Given request:
Repeat the material below exactly, with no pictures.
•••••
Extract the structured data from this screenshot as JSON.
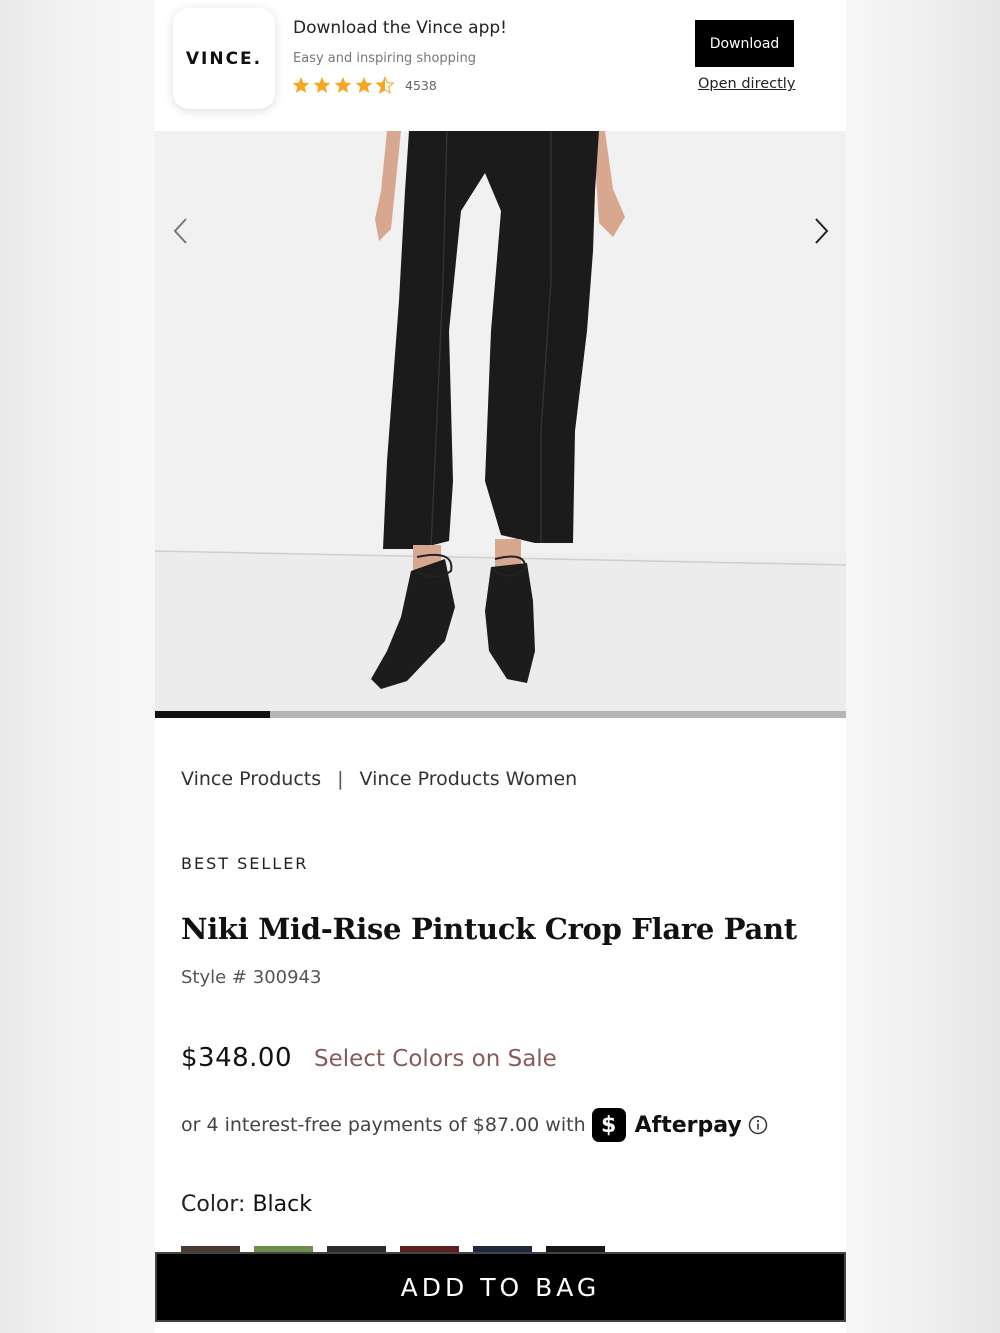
{
  "banner": {
    "logo_text": "VINCE.",
    "title": "Download the Vince app!",
    "subtitle": "Easy and inspiring shopping",
    "rating": 4.5,
    "rating_count": "4538",
    "download_label": "Download",
    "open_label": "Open directly"
  },
  "gallery": {
    "progress": 0.1667
  },
  "breadcrumb": {
    "items": [
      "Vince Products",
      "Vince Products Women"
    ],
    "separator": "|"
  },
  "product": {
    "badge": "BEST SELLER",
    "title": "Niki Mid-Rise Pintuck Crop Flare Pant",
    "style": "Style # 300943",
    "price": "$348.00",
    "sale_link": "Select Colors on Sale",
    "afterpay_text": "or 4 interest-free payments of $87.00 with",
    "afterpay_brand": "Afterpay",
    "color_label": "Color:",
    "color_value": "Black",
    "swatch_colors": [
      "#4a3a34",
      "#6f8c4c",
      "#2b2b2b",
      "#5c1f22",
      "#1e2740",
      "#161616"
    ]
  },
  "cta": {
    "add_to_bag": "ADD TO BAG"
  },
  "colors": {
    "sale_text": "#8a5a5a",
    "star": "#f5a623",
    "cta_bg": "#000000"
  }
}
•••••
Answer for this exercise:
Extract the structured data from this screenshot as JSON.
{
  "banner": {
    "logo_text": "VINCE.",
    "title": "Download the Vince app!",
    "subtitle": "Easy and inspiring shopping",
    "rating": 4.5,
    "rating_count": "4538",
    "download_label": "Download",
    "open_label": "Open directly"
  },
  "gallery": {
    "progress": 0.1667
  },
  "breadcrumb": {
    "items": [
      "Vince Products",
      "Vince Products Women"
    ],
    "separator": "|"
  },
  "product": {
    "badge": "BEST SELLER",
    "title": "Niki Mid-Rise Pintuck Crop Flare Pant",
    "style": "Style # 300943",
    "price": "$348.00",
    "sale_link": "Select Colors on Sale",
    "afterpay_text": "or 4 interest-free payments of $87.00 with",
    "afterpay_brand": "Afterpay",
    "color_label": "Color:",
    "color_value": "Black",
    "swatch_colors": [
      "#4a3a34",
      "#6f8c4c",
      "#2b2b2b",
      "#5c1f22",
      "#1e2740",
      "#161616"
    ]
  },
  "cta": {
    "add_to_bag": "ADD TO BAG"
  },
  "colors": {
    "sale_text": "#8a5a5a",
    "star": "#f5a623",
    "cta_bg": "#000000"
  }
}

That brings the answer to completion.